** start **

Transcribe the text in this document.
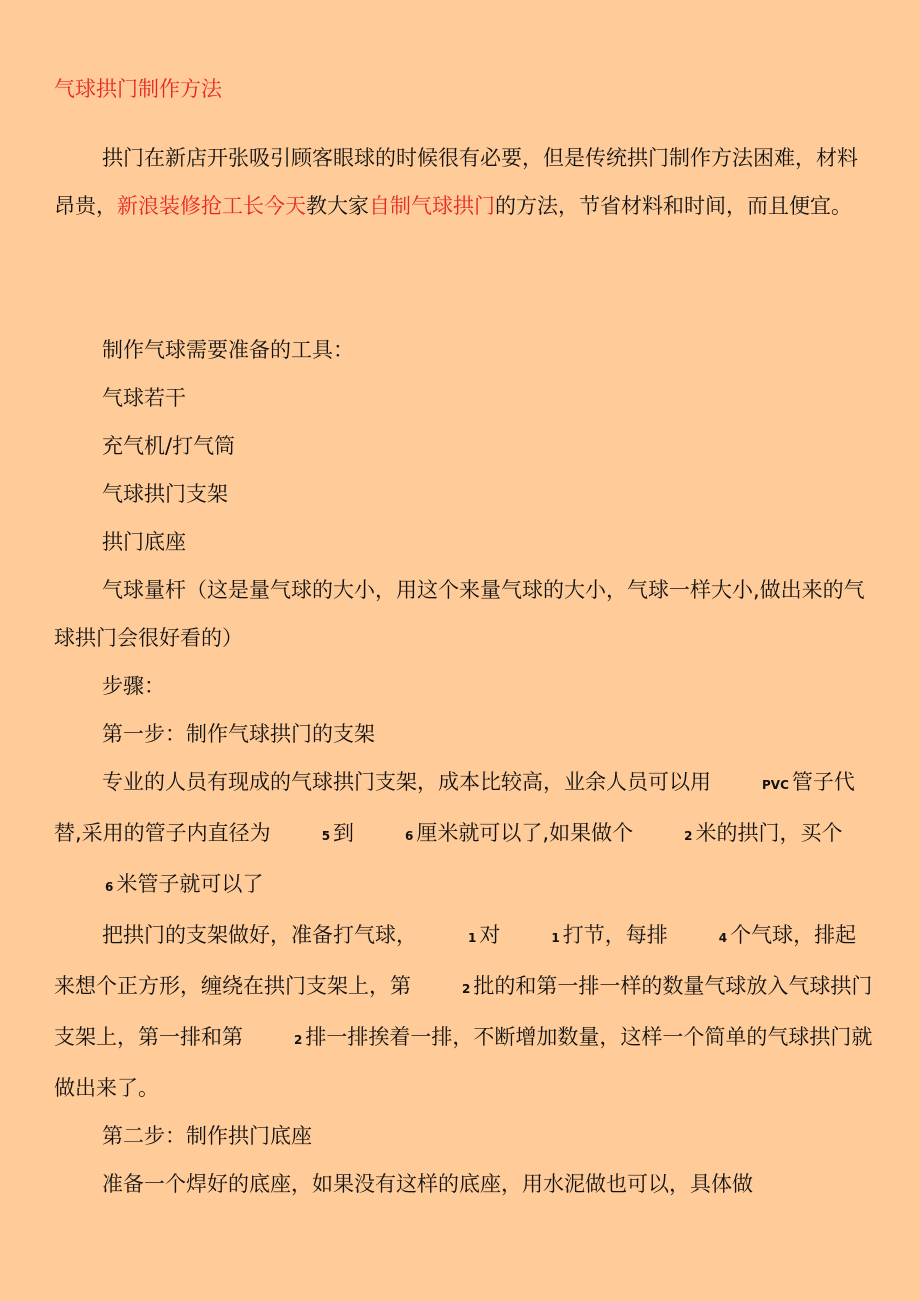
气球拱门制作方法

拱门在新店开张吸引顾客眼球的时候很有必要，但是传统拱门制作方法困难，材料昂贵，新浪装修抢工长今天教大家自制气球拱门的方法，节省材料和时间，而且便宜。

制作气球需要准备的工具：

气球若干

充气机/打气筒

气球拱门支架

拱门底座

气球量杆（这是量气球的大小，用这个来量气球的大小，气球一样大小,做出来的气球拱门会很好看的）

步骤：

第一步：制作气球拱门的支架

专业的人员有现成的气球拱门支架，成本比较高，业余人员可以用	PVC 管子代替,采用的管子内直径为	5 到	6 厘米就可以了,如果做个	2 米的拱门，买个6 米管子就可以了

把拱门的支架做好，准备打气球，	1 对	1 打节，每排	4 个气球，排起来想个正方形，缠绕在拱门支架上，第	2 批的和第一排一样的数量气球放入气球拱门支架上，第一排和第	2 排一排挨着一排，不断增加数量，这样一个简单的气球拱门就做出来了。

第二步：制作拱门底座

准备一个焊好的底座，如果没有这样的底座，用水泥做也可以，具体做
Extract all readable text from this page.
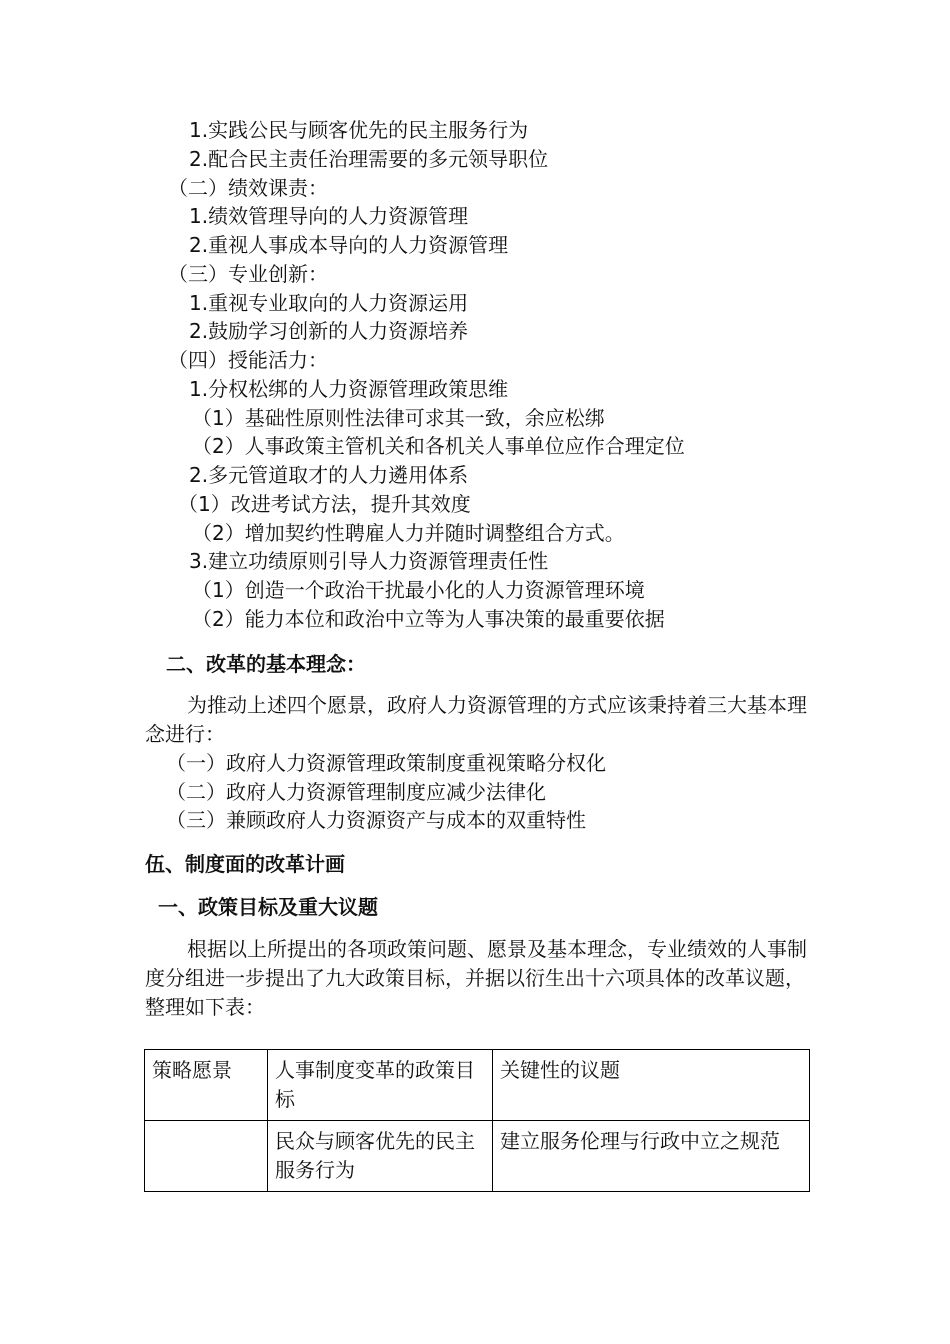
1.实践公民与顾客优先的民主服务行为
2.配合民主责任治理需要的多元领导职位
（二）绩效课责：
1.绩效管理导向的人力资源管理
2.重视人事成本导向的人力资源管理
（三）专业创新：
1.重视专业取向的人力资源运用
2.鼓励学习创新的人力资源培养
（四）授能活力：
1.分权松绑的人力资源管理政策思维
（1）基础性原则性法律可求其一致，余应松绑
（2）人事政策主管机关和各机关人事单位应作合理定位
2.多元管道取才的人力遴用体系
（1）改进考试方法，提升其效度
（2）增加契约性聘雇人力并随时调整组合方式。
3.建立功绩原则引导人力资源管理责任性
（1）创造一个政治干扰最小化的人力资源管理环境
（2）能力本位和政治中立等为人事决策的最重要依据
二、改革的基本理念：
为推动上述四个愿景，政府人力资源管理的方式应该秉持着三大基本理念进行：
（一）政府人力资源管理政策制度重视策略分权化
（二）政府人力资源管理制度应减少法律化
（三）兼顾政府人力资源资产与成本的双重特性
伍、制度面的改革计画
一、政策目标及重大议题
根据以上所提出的各项政策问题、愿景及基本理念，专业绩效的人事制度分组进一步提出了九大政策目标，并据以衍生出十六项具体的改革议题，整理如下表：
策略愿景	人事制度变革的政策目标	关键性的议题
	民众与顾客优先的民主服务行为	建立服务伦理与行政中立之规范
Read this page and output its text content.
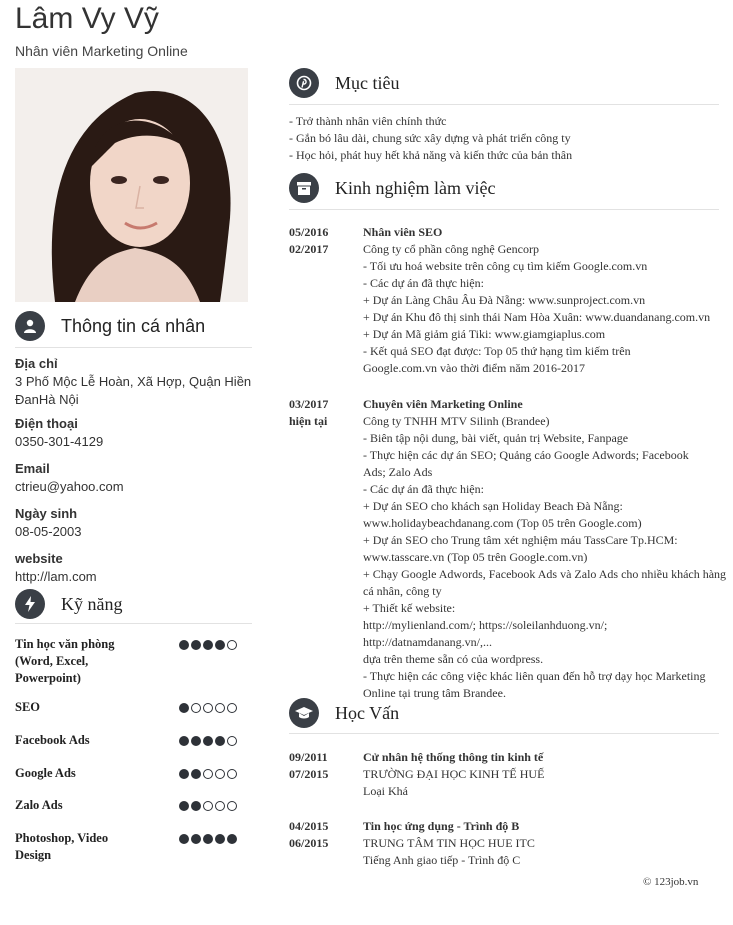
Lâm Vy Vỹ
Nhân viên Marketing Online
Thông tin cá nhân
Địa chỉ
3 Phố Mộc Lễ Hoàn, Xã Hợp, Quận Hiền
ĐanHà Nội
Điện thoại
0350-301-4129
Email
ctrieu@yahoo.com
Ngày sinh
08-05-2003
website
http://lam.com
Kỹ năng
Tin học văn phòng
(Word, Excel,
Powerpoint)
SEO
Facebook Ads
Google Ads
Zalo Ads
Photoshop, Video
Design
Mục tiêu
- Trở thành nhân viên chính thức
- Gắn bó lâu dài, chung sức xây dựng và phát triển công ty
- Học hỏi, phát huy hết khả năng và kiến thức của bản thân
Kinh nghiệm làm việc
05/2016
02/2017
Nhân viên SEO
Công ty cổ phần công nghệ Gencorp
- Tối ưu hoá website trên công cụ tìm kiếm Google.com.vn
- Các dự án đã thực hiện:
+ Dự án Làng Châu Âu Đà Nẵng: www.sunproject.com.vn
+ Dự án Khu đô thị sinh thái Nam Hòa Xuân: www.duandanang.com.vn
+ Dự án Mã giảm giá Tiki: www.giamgiaplus.com
- Kết quả SEO đạt được: Top 05 thứ hạng tìm kiếm trên
Google.com.vn vào thời điểm năm 2016-2017
03/2017
hiện tại
Chuyên viên Marketing Online
Công ty TNHH MTV Silinh (Brandee)
- Biên tập nội dung, bài viết, quản trị Website, Fanpage
- Thực hiện các dự án SEO; Quảng cáo Google Adwords; Facebook
Ads; Zalo Ads
- Các dự án đã thực hiện:
+ Dự án SEO cho khách sạn Holiday Beach Đà Nẵng:
www.holidaybeachdanang.com (Top 05 trên Google.com)
+ Dự án SEO cho Trung tâm xét nghiệm máu TassCare Tp.HCM:
www.tasscare.vn (Top 05 trên Google.com.vn)
+ Chạy Google Adwords, Facebook Ads và Zalo Ads cho nhiều khách hàng
cá nhân, công ty
+ Thiết kế website:
http://mylienland.com/; https://soleilanhduong.vn/; http://datnamdanang.vn/,...
dựa trên theme sẵn có của wordpress.
- Thực hiện các công việc khác liên quan đến hỗ trợ dạy học Marketing
Online tại trung tâm Brandee.
Học Vấn
09/2011
07/2015
Cử nhân hệ thống thông tin kinh tế
TRƯỜNG ĐẠI HỌC KINH TẾ HUẾ
Loại Khá
04/2015
06/2015
Tin học ứng dụng - Trình độ B
TRUNG TÂM TIN HỌC HUE ITC
Tiếng Anh giao tiếp - Trình độ C
© 123job.vn
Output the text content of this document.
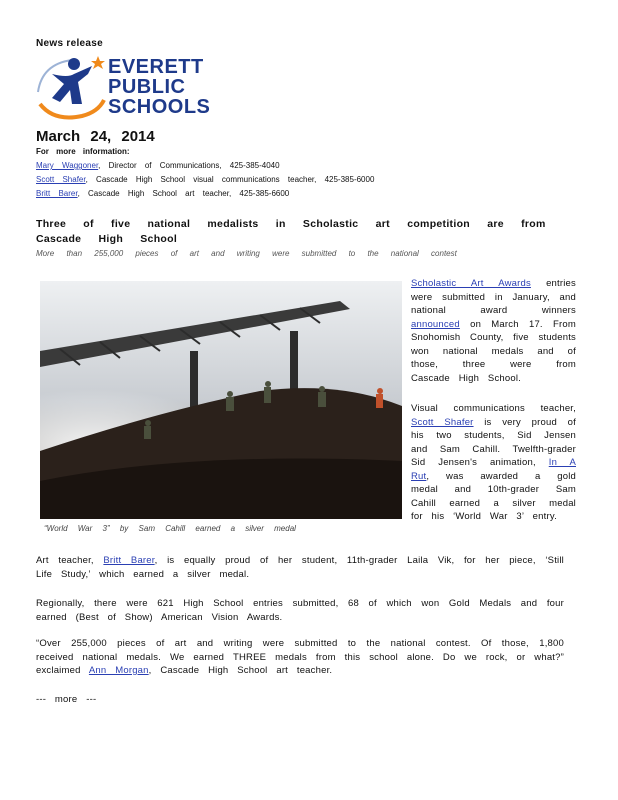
News release
EVERETT
PUBLIC
SCHOOLS
March 24, 2014
For more information:
Mary Waggoner, Director of Communications, 425-385-4040
Scott Shafer, Cascade High School visual communications teacher, 425-385-6000
Britt Barer, Cascade High School art teacher, 425-385-6600
Three of five national medalists in Scholastic art competition are from Cascade High School
More than 255,000 pieces of art and writing were submitted to the national contest
“World War 3” by Sam Cahill earned a silver medal
Scholastic Art Awards entries were submitted in January, and national award winners announced on March 17. From Snohomish County, five students won national medals and of those, three were from Cascade High School.
Visual communications teacher, Scott Shafer is very proud of his two students, Sid Jensen and Sam Cahill. Twelfth-grader Sid Jensen's animation, In A Rut, was awarded a gold medal and 10th-grader Sam Cahill earned a silver medal for his ‘World War 3’ entry.
Art teacher, Britt Barer, is equally proud of her student, 11th-grader Laila Vik, for her piece, ‘Still Life Study,’ which earned a silver medal.
Regionally, there were 621 High School entries submitted, 68 of which won Gold Medals and four earned (Best of Show) American Vision Awards.
“Over 255,000 pieces of art and writing were submitted to the national contest. Of those, 1,800 received national medals. We earned THREE medals from this school alone. Do we rock, or what?” exclaimed Ann Morgan, Cascade High School art teacher.
--- more ---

** end **

Set problem - Copy every entry exactly as written. Pictures are excluded.

Expected answer -
Transcribe the text in this document.
气球拱门制作方法

拱门在新店开张吸引顾客眼球的时候很有必要，但是传统拱门制作方法困难，材料昂贵，新浪装修抢工长今天教大家自制气球拱门的方法，节省材料和时间，而且便宜。

制作气球需要准备的工具：

气球若干

充气机/打气筒

气球拱门支架

拱门底座

气球量杆（这是量气球的大小，用这个来量气球的大小，气球一样大小,做出来的气球拱门会很好看的）

步骤：

第一步：制作气球拱门的支架

专业的人员有现成的气球拱门支架，成本比较高，业余人员可以用	PVC 管子代替,采用的管子内直径为	5 到	6 厘米就可以了,如果做个	2 米的拱门，买个6 米管子就可以了

把拱门的支架做好，准备打气球，	1 对	1 打节，每排	4 个气球，排起来想个正方形，缠绕在拱门支架上，第	2 批的和第一排一样的数量气球放入气球拱门支架上，第一排和第	2 排一排挨着一排，不断增加数量，这样一个简单的气球拱门就做出来了。

第二步：制作拱门底座

准备一个焊好的底座，如果没有这样的底座，用水泥做也可以，具体做
Extract all readable text from this page.
1.实践公民与顾客优先的民主服务行为
2.配合民主责任治理需要的多元领导职位
（二）绩效课责：
1.绩效管理导向的人力资源管理
2.重视人事成本导向的人力资源管理
（三）专业创新：
1.重视专业取向的人力资源运用
2.鼓励学习创新的人力资源培养
（四）授能活力：
1.分权松绑的人力资源管理政策思维
（1）基础性原则性法律可求其一致，余应松绑
（2）人事政策主管机关和各机关人事单位应作合理定位
2.多元管道取才的人力遴用体系
（1）改进考试方法，提升其效度
（2）增加契约性聘雇人力并随时调整组合方式。
3.建立功绩原则引导人力资源管理责任性
（1）创造一个政治干扰最小化的人力资源管理环境
（2）能力本位和政治中立等为人事决策的最重要依据
二、改革的基本理念：
为推动上述四个愿景，政府人力资源管理的方式应该秉持着三大基本理念进行：
（一）政府人力资源管理政策制度重视策略分权化
（二）政府人力资源管理制度应减少法律化
（三）兼顾政府人力资源资产与成本的双重特性
伍、制度面的改革计画
一、政策目标及重大议题
根据以上所提出的各项政策问题、愿景及基本理念，专业绩效的人事制度分组进一步提出了九大政策目标，并据以衍生出十六项具体的改革议题，整理如下表：
策略愿景	人事制度变革的政策目标	关键性的议题
	民众与顾客优先的民主服务行为	建立服务伦理与行政中立之规范
Read this page and output its text content.
Lâm Vy Vỹ
Nhân viên Marketing Online
Thông tin cá nhân
Địa chỉ
3 Phố Mộc Lễ Hoàn, Xã Hợp, Quận Hiền
ĐanHà Nội
Điện thoại
0350-301-4129
Email
ctrieu@yahoo.com
Ngày sinh
08-05-2003
website
http://lam.com
Kỹ năng
Tin học văn phòng
(Word, Excel,
Powerpoint)
SEO
Facebook Ads
Google Ads
Zalo Ads
Photoshop, Video
Design
Mục tiêu
- Trở thành nhân viên chính thức
- Gắn bó lâu dài, chung sức xây dựng và phát triển công ty
- Học hỏi, phát huy hết khả năng và kiến thức của bản thân
Kinh nghiệm làm việc
05/2016
02/2017
Nhân viên SEO
Công ty cổ phần công nghệ Gencorp
- Tối ưu hoá website trên công cụ tìm kiếm Google.com.vn
- Các dự án đã thực hiện:
+ Dự án Làng Châu Âu Đà Nẵng: www.sunproject.com.vn
+ Dự án Khu đô thị sinh thái Nam Hòa Xuân: www.duandanang.com.vn
+ Dự án Mã giảm giá Tiki: www.giamgiaplus.com
- Kết quả SEO đạt được: Top 05 thứ hạng tìm kiếm trên
Google.com.vn vào thời điểm năm 2016-2017
03/2017
hiện tại
Chuyên viên Marketing Online
Công ty TNHH MTV Silinh (Brandee)
- Biên tập nội dung, bài viết, quản trị Website, Fanpage
- Thực hiện các dự án SEO; Quảng cáo Google Adwords; Facebook
Ads; Zalo Ads
- Các dự án đã thực hiện:
+ Dự án SEO cho khách sạn Holiday Beach Đà Nẵng:
www.holidaybeachdanang.com (Top 05 trên Google.com)
+ Dự án SEO cho Trung tâm xét nghiệm máu TassCare Tp.HCM:
www.tasscare.vn (Top 05 trên Google.com.vn)
+ Chạy Google Adwords, Facebook Ads và Zalo Ads cho nhiều khách hàng
cá nhân, công ty
+ Thiết kế website:
http://mylienland.com/; https://soleilanhduong.vn/; http://datnamdanang.vn/,...
dựa trên theme sẵn có của wordpress.
- Thực hiện các công việc khác liên quan đến hỗ trợ dạy học Marketing
Online tại trung tâm Brandee.
Học Vấn
09/2011
07/2015
Cử nhân hệ thống thông tin kinh tế
TRƯỜNG ĐẠI HỌC KINH TẾ HUẾ
Loại Khá
04/2015
06/2015
Tin học ứng dụng - Trình độ B
TRUNG TÂM TIN HỌC HUE ITC
Tiếng Anh giao tiếp - Trình độ C
© 123job.vn
Output the text content of this document.
News release
EVERETT
PUBLIC
SCHOOLS
March 24, 2014
For more information:
Mary Waggoner, Director of Communications, 425-385-4040
Scott Shafer, Cascade High School visual communications teacher, 425-385-6000
Britt Barer, Cascade High School art teacher, 425-385-6600
Three of five national medalists in Scholastic art competition are from Cascade High School
More than 255,000 pieces of art and writing were submitted to the national contest
“World War 3” by Sam Cahill earned a silver medal
Scholastic Art Awards entries were submitted in January, and national award winners announced on March 17. From Snohomish County, five students won national medals and of those, three were from Cascade High School.
Visual communications teacher, Scott Shafer is very proud of his two students, Sid Jensen and Sam Cahill. Twelfth-grader Sid Jensen's animation, In A Rut, was awarded a gold medal and 10th-grader Sam Cahill earned a silver medal for his ‘World War 3’ entry.
Art teacher, Britt Barer, is equally proud of her student, 11th-grader Laila Vik, for her piece, ‘Still Life Study,’ which earned a silver medal.
Regionally, there were 621 High School entries submitted, 68 of which won Gold Medals and four earned (Best of Show) American Vision Awards.
“Over 255,000 pieces of art and writing were submitted to the national contest. Of those, 1,800 received national medals. We earned THREE medals from this school alone. Do we rock, or what?” exclaimed Ann Morgan, Cascade High School art teacher.
--- more ---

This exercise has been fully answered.